[Dataset items]
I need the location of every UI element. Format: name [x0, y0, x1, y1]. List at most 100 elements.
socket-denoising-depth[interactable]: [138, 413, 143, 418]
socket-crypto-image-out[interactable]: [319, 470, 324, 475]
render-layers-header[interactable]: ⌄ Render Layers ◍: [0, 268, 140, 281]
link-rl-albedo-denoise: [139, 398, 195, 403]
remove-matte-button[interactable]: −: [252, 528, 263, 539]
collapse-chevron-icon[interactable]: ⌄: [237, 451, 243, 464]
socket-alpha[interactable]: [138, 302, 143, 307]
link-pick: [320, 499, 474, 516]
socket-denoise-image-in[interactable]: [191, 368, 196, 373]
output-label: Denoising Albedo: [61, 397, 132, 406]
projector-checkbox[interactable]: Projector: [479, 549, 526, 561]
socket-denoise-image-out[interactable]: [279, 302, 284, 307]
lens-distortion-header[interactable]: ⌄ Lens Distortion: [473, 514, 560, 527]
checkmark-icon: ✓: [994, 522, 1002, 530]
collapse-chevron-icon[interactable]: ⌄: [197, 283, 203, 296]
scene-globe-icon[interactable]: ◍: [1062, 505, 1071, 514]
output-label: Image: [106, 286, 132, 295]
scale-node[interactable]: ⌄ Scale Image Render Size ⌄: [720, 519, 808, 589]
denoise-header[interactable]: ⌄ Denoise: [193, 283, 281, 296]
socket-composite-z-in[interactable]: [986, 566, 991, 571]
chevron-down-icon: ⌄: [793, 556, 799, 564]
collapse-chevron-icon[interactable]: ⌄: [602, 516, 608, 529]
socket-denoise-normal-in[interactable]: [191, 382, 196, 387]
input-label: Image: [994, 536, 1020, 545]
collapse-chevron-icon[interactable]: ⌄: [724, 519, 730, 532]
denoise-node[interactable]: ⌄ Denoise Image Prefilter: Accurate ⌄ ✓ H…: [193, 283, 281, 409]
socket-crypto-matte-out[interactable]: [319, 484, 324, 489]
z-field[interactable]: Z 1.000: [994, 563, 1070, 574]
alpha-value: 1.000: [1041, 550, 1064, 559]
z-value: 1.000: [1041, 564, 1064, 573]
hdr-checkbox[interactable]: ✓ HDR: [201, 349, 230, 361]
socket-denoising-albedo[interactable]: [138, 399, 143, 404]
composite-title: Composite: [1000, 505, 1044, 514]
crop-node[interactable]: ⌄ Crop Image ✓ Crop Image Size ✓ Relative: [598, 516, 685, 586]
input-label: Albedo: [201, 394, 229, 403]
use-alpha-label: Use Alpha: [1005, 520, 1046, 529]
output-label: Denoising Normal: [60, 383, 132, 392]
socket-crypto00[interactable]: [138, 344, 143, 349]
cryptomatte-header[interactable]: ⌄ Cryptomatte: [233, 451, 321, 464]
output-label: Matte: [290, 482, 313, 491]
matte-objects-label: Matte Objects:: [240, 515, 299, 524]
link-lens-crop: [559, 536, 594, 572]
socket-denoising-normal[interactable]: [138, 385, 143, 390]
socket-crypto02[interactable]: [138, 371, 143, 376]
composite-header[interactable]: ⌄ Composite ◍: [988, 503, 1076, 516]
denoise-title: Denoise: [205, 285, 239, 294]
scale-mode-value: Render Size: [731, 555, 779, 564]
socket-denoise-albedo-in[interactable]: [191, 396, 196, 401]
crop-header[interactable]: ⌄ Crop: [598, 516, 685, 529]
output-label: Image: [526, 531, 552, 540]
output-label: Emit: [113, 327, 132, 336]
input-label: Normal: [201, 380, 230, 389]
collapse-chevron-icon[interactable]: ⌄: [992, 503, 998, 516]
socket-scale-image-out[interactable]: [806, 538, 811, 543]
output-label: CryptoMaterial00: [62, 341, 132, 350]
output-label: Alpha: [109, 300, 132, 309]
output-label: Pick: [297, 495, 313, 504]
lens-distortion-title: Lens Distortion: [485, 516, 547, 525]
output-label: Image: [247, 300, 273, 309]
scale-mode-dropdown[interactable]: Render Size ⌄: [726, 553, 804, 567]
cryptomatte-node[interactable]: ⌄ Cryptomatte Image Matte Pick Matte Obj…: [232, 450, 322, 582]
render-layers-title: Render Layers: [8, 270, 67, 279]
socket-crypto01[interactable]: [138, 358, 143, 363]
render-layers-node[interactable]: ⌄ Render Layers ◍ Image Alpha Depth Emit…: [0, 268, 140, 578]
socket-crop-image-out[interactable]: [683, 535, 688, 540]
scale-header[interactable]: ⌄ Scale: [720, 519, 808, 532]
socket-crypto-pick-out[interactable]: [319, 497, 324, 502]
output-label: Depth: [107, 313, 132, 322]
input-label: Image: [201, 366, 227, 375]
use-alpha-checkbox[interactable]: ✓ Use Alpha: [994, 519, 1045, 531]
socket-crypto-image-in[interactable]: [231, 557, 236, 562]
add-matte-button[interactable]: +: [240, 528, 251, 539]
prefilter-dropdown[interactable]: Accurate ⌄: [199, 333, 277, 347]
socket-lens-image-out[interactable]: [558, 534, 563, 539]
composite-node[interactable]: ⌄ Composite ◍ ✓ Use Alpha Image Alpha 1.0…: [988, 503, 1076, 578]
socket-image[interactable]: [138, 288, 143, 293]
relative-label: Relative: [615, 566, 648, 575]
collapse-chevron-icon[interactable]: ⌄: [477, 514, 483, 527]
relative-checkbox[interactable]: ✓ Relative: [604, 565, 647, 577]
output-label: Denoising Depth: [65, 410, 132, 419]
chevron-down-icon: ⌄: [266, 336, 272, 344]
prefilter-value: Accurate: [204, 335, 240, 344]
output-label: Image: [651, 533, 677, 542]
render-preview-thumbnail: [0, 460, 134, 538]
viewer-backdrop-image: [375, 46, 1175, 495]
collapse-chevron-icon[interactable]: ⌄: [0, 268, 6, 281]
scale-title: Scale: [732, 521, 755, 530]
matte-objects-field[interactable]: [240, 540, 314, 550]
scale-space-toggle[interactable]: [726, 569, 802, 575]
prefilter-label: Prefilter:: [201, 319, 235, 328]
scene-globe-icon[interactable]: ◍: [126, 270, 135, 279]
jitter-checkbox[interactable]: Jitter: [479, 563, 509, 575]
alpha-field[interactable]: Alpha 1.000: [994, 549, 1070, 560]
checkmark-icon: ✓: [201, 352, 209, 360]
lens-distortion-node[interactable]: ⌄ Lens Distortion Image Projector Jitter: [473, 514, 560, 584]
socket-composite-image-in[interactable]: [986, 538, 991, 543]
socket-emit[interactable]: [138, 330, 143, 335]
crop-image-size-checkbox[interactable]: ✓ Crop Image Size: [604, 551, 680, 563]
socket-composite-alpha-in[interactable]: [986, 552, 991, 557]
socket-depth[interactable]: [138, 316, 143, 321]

● **Written exercise**
Copy out verbatim every line of the records from the first line through the line containing "output-label: Denoising Albedo: [61, 397, 132, 406]", including both of those lines.

● **Response to the exercise**
I need the location of every UI element. Format: name [x0, y0, x1, y1]. List at most 100 elements.
socket-denoising-depth[interactable]: [138, 413, 143, 418]
socket-crypto-image-out[interactable]: [319, 470, 324, 475]
render-layers-header[interactable]: ⌄ Render Layers ◍: [0, 268, 140, 281]
link-rl-albedo-denoise: [139, 398, 195, 403]
remove-matte-button[interactable]: −: [252, 528, 263, 539]
collapse-chevron-icon[interactable]: ⌄: [237, 451, 243, 464]
socket-alpha[interactable]: [138, 302, 143, 307]
link-pick: [320, 499, 474, 516]
socket-denoise-image-in[interactable]: [191, 368, 196, 373]
output-label: Denoising Albedo: [61, 397, 132, 406]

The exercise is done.